**CHALLENGE:**
Return only the count of lines in which the word "Fela" appears.

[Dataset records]
= = =
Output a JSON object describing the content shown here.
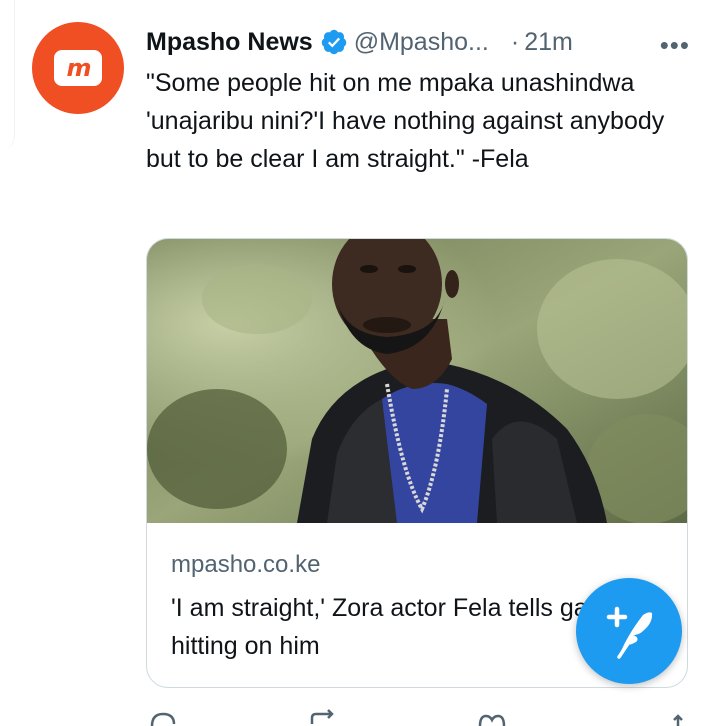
{
  "tweet": {
    "author_name": "Mpasho News",
    "handle": "@Mpasho...",
    "separator": "·",
    "time": "21m",
    "more_label": "•••",
    "avatar_logo_text": "m",
    "text": "\"Some people hit on me mpaka unashindwa 'unajaribu nini?'I have nothing against anybody but to be clear I am straight.\" -Fela"
  },
  "link_card": {
    "domain": "mpasho.co.ke",
    "title": "'I am straight,' Zora actor Fela tells gay men hitting on him",
    "image_icon": "man-in-leather-jacket-photo"
  },
  "compose_button": {
    "icon": "compose-tweet-icon"
  },
  "actions": [
    {
      "icon": "reply-icon"
    },
    {
      "icon": "retweet-icon"
    },
    {
      "icon": "like-icon"
    },
    {
      "icon": "share-icon"
    }
  ],
  "colors": {
    "brand_orange": "#f04e23",
    "twitter_blue": "#1d9bf0",
    "muted_text": "#536471",
    "border": "#cfd9de"
  }
}
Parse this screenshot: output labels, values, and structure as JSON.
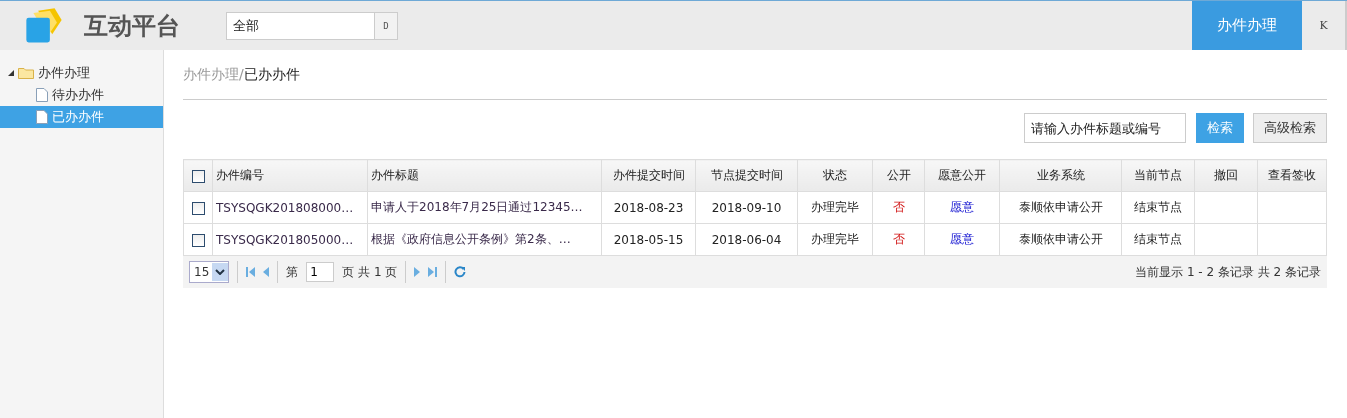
{
  "header": {
    "title": "互动平台",
    "scope_select": {
      "value": "全部",
      "button": "D"
    },
    "nav_tabs": [
      {
        "label": "办件办理",
        "selected": true
      }
    ],
    "extra_button": "K"
  },
  "sidebar": {
    "tree": [
      {
        "label": "办件办理",
        "expanded": true,
        "selected": false,
        "children": [
          {
            "label": "待办办件",
            "selected": false
          },
          {
            "label": "已办办件",
            "selected": true
          }
        ]
      }
    ]
  },
  "breadcrumb": {
    "parent": "办件办理/",
    "current": "已办办件"
  },
  "search": {
    "placeholder": "请输入办件标题或编号",
    "buttons": [
      {
        "label": "检索",
        "kind": "primary"
      },
      {
        "label": "高级检索",
        "kind": "plain"
      }
    ]
  },
  "table": {
    "all_checked": false,
    "columns": [
      {
        "label": "办件编号",
        "kind": "text"
      },
      {
        "label": "办件标题",
        "kind": "text"
      },
      {
        "label": "办件提交时间",
        "kind": "center"
      },
      {
        "label": "节点提交时间",
        "kind": "center"
      },
      {
        "label": "状态",
        "kind": "center"
      },
      {
        "label": "公开",
        "kind": "no"
      },
      {
        "label": "愿意公开",
        "kind": "yes"
      },
      {
        "label": "业务系统",
        "kind": "center"
      },
      {
        "label": "当前节点",
        "kind": "center"
      },
      {
        "label": "撤回",
        "kind": "center"
      },
      {
        "label": "查看签收",
        "kind": "center"
      }
    ],
    "rows": [
      {
        "checked": false,
        "cells": [
          "TSYSQGK201808000…",
          "申请人于2018年7月25日通过12345…",
          "2018-08-23",
          "2018-09-10",
          "办理完毕",
          "否",
          "愿意",
          "泰顺依申请公开",
          "结束节点",
          "",
          ""
        ]
      },
      {
        "checked": false,
        "cells": [
          "TSYSQGK201805000…",
          "根据《政府信息公开条例》第2条、…",
          "2018-05-15",
          "2018-06-04",
          "办理完毕",
          "否",
          "愿意",
          "泰顺依申请公开",
          "结束节点",
          "",
          ""
        ]
      }
    ]
  },
  "pager": {
    "page_size": "15",
    "page_label": "第",
    "page": "1",
    "page_total": "页 共 1 页",
    "summary": "当前显示 1 - 2 条记录 共 2 条记录"
  }
}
= = =
**SOLUTION:**
2